— Start of Data in this exercise —
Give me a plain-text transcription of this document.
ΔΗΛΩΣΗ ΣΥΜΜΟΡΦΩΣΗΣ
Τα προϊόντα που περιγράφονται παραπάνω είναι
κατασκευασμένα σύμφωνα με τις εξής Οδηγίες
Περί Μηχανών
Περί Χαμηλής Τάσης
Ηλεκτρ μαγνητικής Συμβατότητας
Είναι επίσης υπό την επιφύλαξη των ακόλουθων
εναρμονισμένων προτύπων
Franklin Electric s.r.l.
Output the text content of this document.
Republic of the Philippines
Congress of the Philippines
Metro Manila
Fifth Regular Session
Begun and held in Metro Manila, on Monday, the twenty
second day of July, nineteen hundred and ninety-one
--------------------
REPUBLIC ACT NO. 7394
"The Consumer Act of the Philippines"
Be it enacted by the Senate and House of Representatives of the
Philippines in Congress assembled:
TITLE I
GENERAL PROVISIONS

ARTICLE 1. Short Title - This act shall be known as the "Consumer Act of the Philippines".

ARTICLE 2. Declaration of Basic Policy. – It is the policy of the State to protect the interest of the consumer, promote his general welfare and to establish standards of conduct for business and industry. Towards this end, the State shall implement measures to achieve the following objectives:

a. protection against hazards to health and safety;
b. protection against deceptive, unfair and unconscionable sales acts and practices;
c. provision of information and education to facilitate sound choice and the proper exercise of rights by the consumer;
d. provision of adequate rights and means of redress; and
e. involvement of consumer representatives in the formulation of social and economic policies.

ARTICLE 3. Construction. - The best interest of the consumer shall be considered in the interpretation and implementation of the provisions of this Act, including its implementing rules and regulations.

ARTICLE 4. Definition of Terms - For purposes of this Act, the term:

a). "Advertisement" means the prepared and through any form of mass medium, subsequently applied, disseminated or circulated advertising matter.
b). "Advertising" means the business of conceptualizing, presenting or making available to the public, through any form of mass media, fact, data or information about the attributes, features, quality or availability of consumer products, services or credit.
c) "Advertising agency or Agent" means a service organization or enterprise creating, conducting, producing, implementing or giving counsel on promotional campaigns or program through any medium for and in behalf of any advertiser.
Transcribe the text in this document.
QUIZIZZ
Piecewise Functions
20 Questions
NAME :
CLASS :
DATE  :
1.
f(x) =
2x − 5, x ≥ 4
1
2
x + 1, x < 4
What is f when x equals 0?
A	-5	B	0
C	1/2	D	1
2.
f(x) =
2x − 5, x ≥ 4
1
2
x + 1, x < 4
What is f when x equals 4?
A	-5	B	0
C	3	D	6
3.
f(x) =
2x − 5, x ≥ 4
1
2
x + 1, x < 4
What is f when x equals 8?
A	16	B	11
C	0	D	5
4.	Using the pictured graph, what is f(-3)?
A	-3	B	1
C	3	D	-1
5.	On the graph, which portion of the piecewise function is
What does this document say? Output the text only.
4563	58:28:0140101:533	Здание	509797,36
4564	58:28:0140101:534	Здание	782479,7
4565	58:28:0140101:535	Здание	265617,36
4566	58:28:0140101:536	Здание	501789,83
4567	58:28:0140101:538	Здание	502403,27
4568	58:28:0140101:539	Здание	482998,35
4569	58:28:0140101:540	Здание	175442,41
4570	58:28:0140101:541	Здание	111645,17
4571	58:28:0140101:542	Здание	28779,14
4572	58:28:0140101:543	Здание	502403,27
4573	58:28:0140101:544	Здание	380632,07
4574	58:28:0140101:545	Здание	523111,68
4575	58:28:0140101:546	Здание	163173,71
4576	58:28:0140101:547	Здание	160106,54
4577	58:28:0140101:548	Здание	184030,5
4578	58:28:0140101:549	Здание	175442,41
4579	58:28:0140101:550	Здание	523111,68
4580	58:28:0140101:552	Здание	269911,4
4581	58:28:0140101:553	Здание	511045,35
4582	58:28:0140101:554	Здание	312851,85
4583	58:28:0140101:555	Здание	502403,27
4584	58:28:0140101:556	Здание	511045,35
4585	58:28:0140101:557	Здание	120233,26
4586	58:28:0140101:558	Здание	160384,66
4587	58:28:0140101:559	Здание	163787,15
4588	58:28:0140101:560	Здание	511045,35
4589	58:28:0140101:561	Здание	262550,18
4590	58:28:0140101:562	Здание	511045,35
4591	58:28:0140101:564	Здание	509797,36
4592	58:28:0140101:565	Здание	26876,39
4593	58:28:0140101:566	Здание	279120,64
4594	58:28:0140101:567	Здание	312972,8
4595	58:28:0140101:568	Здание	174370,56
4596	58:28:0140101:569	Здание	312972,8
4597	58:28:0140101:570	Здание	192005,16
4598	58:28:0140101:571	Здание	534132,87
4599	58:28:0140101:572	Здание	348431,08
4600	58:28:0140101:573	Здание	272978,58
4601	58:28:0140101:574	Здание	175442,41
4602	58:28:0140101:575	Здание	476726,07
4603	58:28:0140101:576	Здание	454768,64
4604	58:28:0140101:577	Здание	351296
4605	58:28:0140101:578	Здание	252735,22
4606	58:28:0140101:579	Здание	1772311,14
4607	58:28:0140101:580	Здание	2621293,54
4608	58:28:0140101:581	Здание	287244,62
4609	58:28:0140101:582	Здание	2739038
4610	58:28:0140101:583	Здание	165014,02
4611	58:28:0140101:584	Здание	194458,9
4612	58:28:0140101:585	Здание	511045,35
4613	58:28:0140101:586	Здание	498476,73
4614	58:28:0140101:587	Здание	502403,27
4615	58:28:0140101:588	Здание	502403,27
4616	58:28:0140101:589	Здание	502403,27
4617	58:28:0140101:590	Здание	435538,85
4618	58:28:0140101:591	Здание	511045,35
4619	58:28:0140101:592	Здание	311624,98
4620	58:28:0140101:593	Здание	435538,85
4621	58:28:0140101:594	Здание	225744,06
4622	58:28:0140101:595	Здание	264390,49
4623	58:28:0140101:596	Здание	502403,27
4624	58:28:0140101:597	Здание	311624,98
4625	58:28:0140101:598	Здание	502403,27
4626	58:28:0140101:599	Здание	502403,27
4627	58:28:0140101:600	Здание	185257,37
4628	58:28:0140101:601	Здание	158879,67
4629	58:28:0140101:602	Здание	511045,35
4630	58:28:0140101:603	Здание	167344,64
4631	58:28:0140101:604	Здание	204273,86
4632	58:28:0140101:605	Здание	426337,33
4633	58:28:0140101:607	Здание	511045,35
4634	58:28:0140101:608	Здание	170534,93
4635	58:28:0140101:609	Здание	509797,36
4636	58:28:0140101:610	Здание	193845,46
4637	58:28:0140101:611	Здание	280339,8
— End of Data in this exercise —
Instructions to follow: Reproduce each entry exactly, leaving out nothing.

Exercise answer:
Give me a plain-text transcription of this document.
ΔΗΛΩΣΗ ΣΥΜΜΟΡΦΩΣΗΣ
Τα προϊόντα που περιγράφονται παραπάνω είναι
κατασκευασμένα σύμφωνα με τις εξής Οδηγίες
Περί Μηχανών
Περί Χαμηλής Τάσης
Ηλεκτρ μαγνητικής Συμβατότητας
Είναι επίσης υπό την επιφύλαξη των ακόλουθων
εναρμονισμένων προτύπων
Franklin Electric s.r.l.
Output the text content of this document.
Republic of the Philippines
Congress of the Philippines
Metro Manila
Fifth Regular Session
Begun and held in Metro Manila, on Monday, the twenty
second day of July, nineteen hundred and ninety-one
--------------------
REPUBLIC ACT NO. 7394
"The Consumer Act of the Philippines"
Be it enacted by the Senate and House of Representatives of the
Philippines in Congress assembled:
TITLE I
GENERAL PROVISIONS

ARTICLE 1. Short Title - This act shall be known as the "Consumer Act of the Philippines".

ARTICLE 2. Declaration of Basic Policy. – It is the policy of the State to protect the interest of the consumer, promote his general welfare and to establish standards of conduct for business and industry. Towards this end, the State shall implement measures to achieve the following objectives:

a. protection against hazards to health and safety;
b. protection against deceptive, unfair and unconscionable sales acts and practices;
c. provision of information and education to facilitate sound choice and the proper exercise of rights by the consumer;
d. provision of adequate rights and means of redress; and
e. involvement of consumer representatives in the formulation of social and economic policies.

ARTICLE 3. Construction. - The best interest of the consumer shall be considered in the interpretation and implementation of the provisions of this Act, including its implementing rules and regulations.

ARTICLE 4. Definition of Terms - For purposes of this Act, the term:

a). "Advertisement" means the prepared and through any form of mass medium, subsequently applied, disseminated or circulated advertising matter.
b). "Advertising" means the business of conceptualizing, presenting or making available to the public, through any form of mass media, fact, data or information about the attributes, features, quality or availability of consumer products, services or credit.
c) "Advertising agency or Agent" means a service organization or enterprise creating, conducting, producing, implementing or giving counsel on promotional campaigns or program through any medium for and in behalf of any advertiser.
Transcribe the text in this document.
QUIZIZZ
Piecewise Functions
20 Questions
NAME :
CLASS :
DATE  :
1.
f(x) =
2x − 5, x ≥ 4
1
2
x + 1, x < 4
What is f when x equals 0?
A	-5	B	0
C	1/2	D	1
2.
f(x) =
2x − 5, x ≥ 4
1
2
x + 1, x < 4
What is f when x equals 4?
A	-5	B	0
C	3	D	6
3.
f(x) =
2x − 5, x ≥ 4
1
2
x + 1, x < 4
What is f when x equals 8?
A	16	B	11
C	0	D	5
4.	Using the pictured graph, what is f(-3)?
A	-3	B	1
C	3	D	-1
5.	On the graph, which portion of the piecewise function is
What does this document say? Output the text only.
4563	58:28:0140101:533	Здание	509797,36
4564	58:28:0140101:534	Здание	782479,7
4565	58:28:0140101:535	Здание	265617,36
4566	58:28:0140101:536	Здание	501789,83
4567	58:28:0140101:538	Здание	502403,27
4568	58:28:0140101:539	Здание	482998,35
4569	58:28:0140101:540	Здание	175442,41
4570	58:28:0140101:541	Здание	111645,17
4571	58:28:0140101:542	Здание	28779,14
4572	58:28:0140101:543	Здание	502403,27
4573	58:28:0140101:544	Здание	380632,07
4574	58:28:0140101:545	Здание	523111,68
4575	58:28:0140101:546	Здание	163173,71
4576	58:28:0140101:547	Здание	160106,54
4577	58:28:0140101:548	Здание	184030,5
4578	58:28:0140101:549	Здание	175442,41
4579	58:28:0140101:550	Здание	523111,68
4580	58:28:0140101:552	Здание	269911,4
4581	58:28:0140101:553	Здание	511045,35
4582	58:28:0140101:554	Здание	312851,85
4583	58:28:0140101:555	Здание	502403,27
4584	58:28:0140101:556	Здание	511045,35
4585	58:28:0140101:557	Здание	120233,26
4586	58:28:0140101:558	Здание	160384,66
4587	58:28:0140101:559	Здание	163787,15
4588	58:28:0140101:560	Здание	511045,35
4589	58:28:0140101:561	Здание	262550,18
4590	58:28:0140101:562	Здание	511045,35
4591	58:28:0140101:564	Здание	509797,36
4592	58:28:0140101:565	Здание	26876,39
4593	58:28:0140101:566	Здание	279120,64
4594	58:28:0140101:567	Здание	312972,8
4595	58:28:0140101:568	Здание	174370,56
4596	58:28:0140101:569	Здание	312972,8
4597	58:28:0140101:570	Здание	192005,16
4598	58:28:0140101:571	Здание	534132,87
4599	58:28:0140101:572	Здание	348431,08
4600	58:28:0140101:573	Здание	272978,58
4601	58:28:0140101:574	Здание	175442,41
4602	58:28:0140101:575	Здание	476726,07
4603	58:28:0140101:576	Здание	454768,64
4604	58:28:0140101:577	Здание	351296
4605	58:28:0140101:578	Здание	252735,22
4606	58:28:0140101:579	Здание	1772311,14
4607	58:28:0140101:580	Здание	2621293,54
4608	58:28:0140101:581	Здание	287244,62
4609	58:28:0140101:582	Здание	2739038
4610	58:28:0140101:583	Здание	165014,02
4611	58:28:0140101:584	Здание	194458,9
4612	58:28:0140101:585	Здание	511045,35
4613	58:28:0140101:586	Здание	498476,73
4614	58:28:0140101:587	Здание	502403,27
4615	58:28:0140101:588	Здание	502403,27
4616	58:28:0140101:589	Здание	502403,27
4617	58:28:0140101:590	Здание	435538,85
4618	58:28:0140101:591	Здание	511045,35
4619	58:28:0140101:592	Здание	311624,98
4620	58:28:0140101:593	Здание	435538,85
4621	58:28:0140101:594	Здание	225744,06
4622	58:28:0140101:595	Здание	264390,49
4623	58:28:0140101:596	Здание	502403,27
4624	58:28:0140101:597	Здание	311624,98
4625	58:28:0140101:598	Здание	502403,27
4626	58:28:0140101:599	Здание	502403,27
4627	58:28:0140101:600	Здание	185257,37
4628	58:28:0140101:601	Здание	158879,67
4629	58:28:0140101:602	Здание	511045,35
4630	58:28:0140101:603	Здание	167344,64
4631	58:28:0140101:604	Здание	204273,86
4632	58:28:0140101:605	Здание	426337,33
4633	58:28:0140101:607	Здание	511045,35
4634	58:28:0140101:608	Здание	170534,93
4635	58:28:0140101:609	Здание	509797,36
4636	58:28:0140101:610	Здание	193845,46
4637	58:28:0140101:611	Здание	280339,8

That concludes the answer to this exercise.